** Start INPUT **
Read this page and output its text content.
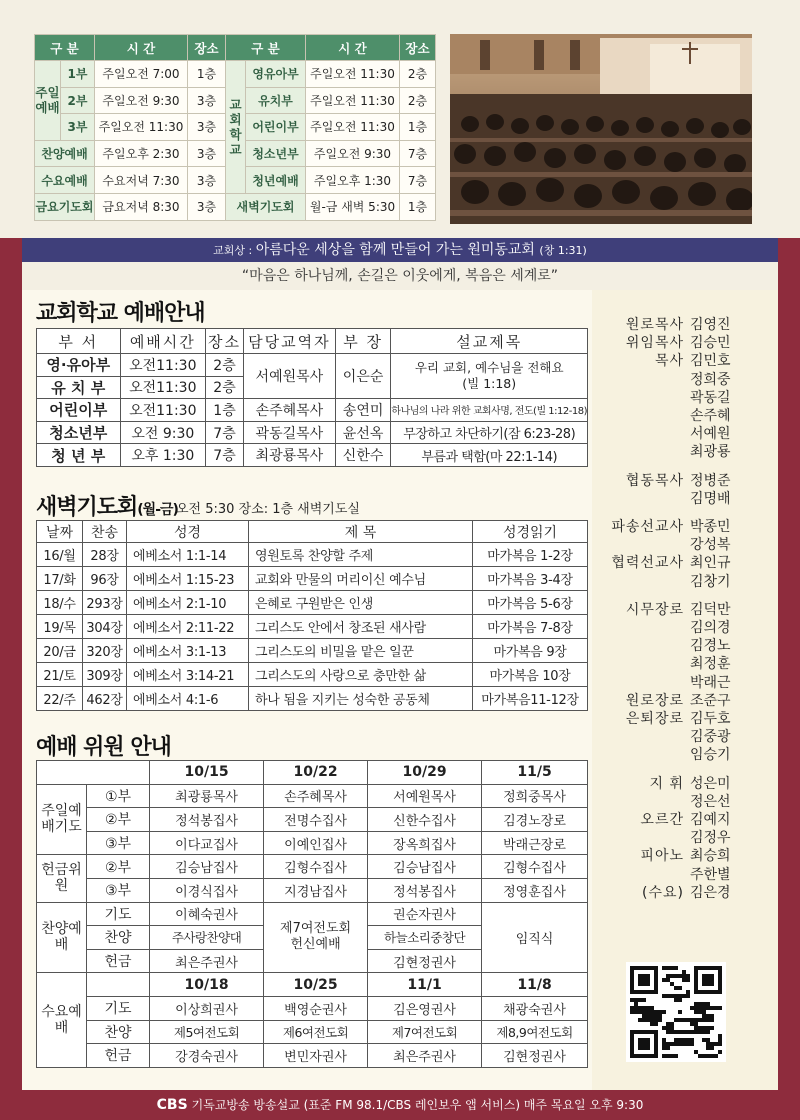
구 분		시 간	장소	구 분		시 간	장소
주일예배	1부	주일오전 7:00	1층	교회학교	영유아부	주일오전 11:30	2층
	2부	주일오전 9:30	3층		유치부	주일오전 11:30	2층
	3부	주일오전 11:30	3층		어린이부	주일오전 11:30	1층
찬양예배		주일오후 2:30	3층		청소년부	주일오전 9:30	7층
수요예배		수요저녁 7:30	3층		청년예배	주일오후 1:30	7층
금요기도회		금요저녁 8:30	3층	새벽기도회		월-금 새벽 5:30	1층
교회상 : 아름다운 세상을 함께 만들어 가는 원미동교회 (창 1:31)
“마음은 하나님께, 손길은 이웃에게, 복음은 세계로”
교회학교 예배안내
부 서	예배시간	장소	담당교역자	부 장	설교제목
영·유아부	오전11:30	2층	서예원목사	이은순	우리 교회, 예수님을 전해요
(빌 1:18)

유 치 부	오전11:30	2층			
어린이부	오전11:30	1층	손주혜목사	송연미	하나님의 나라 위한 교회사명, 전도(빌 1:12-18)
청소년부	오전 9:30	7층	곽동길목사	윤선옥	무장하고 차단하기(잠 6:23-28)
청 년 부	오후 1:30	7층	최광룡목사	신한수	부름과 택함(마 22:1-14)
새벽기도회(월-금)
오전 5:30 장소: 1층 새벽기도실
날짜	찬송	성경	제 목	성경읽기
16/월	28장	에베소서 1:1-14	영원토록 찬양할 주제	마가복음 1-2장
17/화	96장	에베소서 1:15-23	교회와 만물의 머리이신 예수님	마가복음 3-4장
18/수	293장	에베소서 2:1-10	은혜로 구원받은 인생	마가복음 5-6장
19/목	304장	에베소서 2:11-22	그리스도 안에서 창조된 새사람	마가복음 7-8장
20/금	320장	에베소서 3:1-13	그리스도의 비밀을 맡은 일꾼	마가복음 9장
21/토	309장	에베소서 3:14-21	그리스도의 사랑으로 충만한 삶	마가복음 10장
22/주	462장	에베소서 4:1-6	하나 됨을 지키는 성숙한 공동체	마가복음11-12장
예배 위원 안내
		10/15	10/22	10/29	11/5
주일예배기도	①부	최광룡목사	손주혜목사	서예원목사	정희중목사
	②부	정석봉집사	전명수집사	신한수집사	김경노장로
	③부	이다교집사	이예인집사	장옥희집사	박래근장로
헌금위원	②부	김승남집사	김형수집사	김승남집사	김형수집사
	③부	이경식집사	지경남집사	정석봉집사	정영훈집사
찬양예배	기도	이혜숙권사	제7여전도회 헌신예배	권순자권사	임직식
	찬양	주사랑찬양대		하늘소리중창단	
	헌금	최은주권사		김현정권사	
수요예배		10/18	10/25	11/1	11/8
	기도	이상희권사	백영순권사	김은영권사	채광숙권사
	찬양	제5여전도회	제6여전도회	제7여전도회	제8,9여전도회
	헌금	강경숙권사	변민자권사	최은주권사	김현정권사
원로목사 김영진
위임목사 김승민
목사 김민호
정희중
곽동길
손주혜
서예원
최광룡
협동목사 정병준
김명배
파송선교사 박종민
강성복
협력선교사 최인규
김창기
시무장로 김덕만
김의경
김경노
최정훈
박래근
원로장로 조준구
은퇴장로 김두호
김중광
임승기
지 휘 성은미
정은선
오르간 김예지
김정우
피아노 최승희
주한별
(수요) 김은경
CBS 기독교방송 방송설교 (표준 FM 98.1/CBS 레인보우 앱 서비스) 매주 목요일 오후 9:30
** End INPUT **
CHALLENGE:
What is the number of lines in the records above that include the word "김현정권사"? Reply with that number and nothing more.

COMPLETED TASK:
2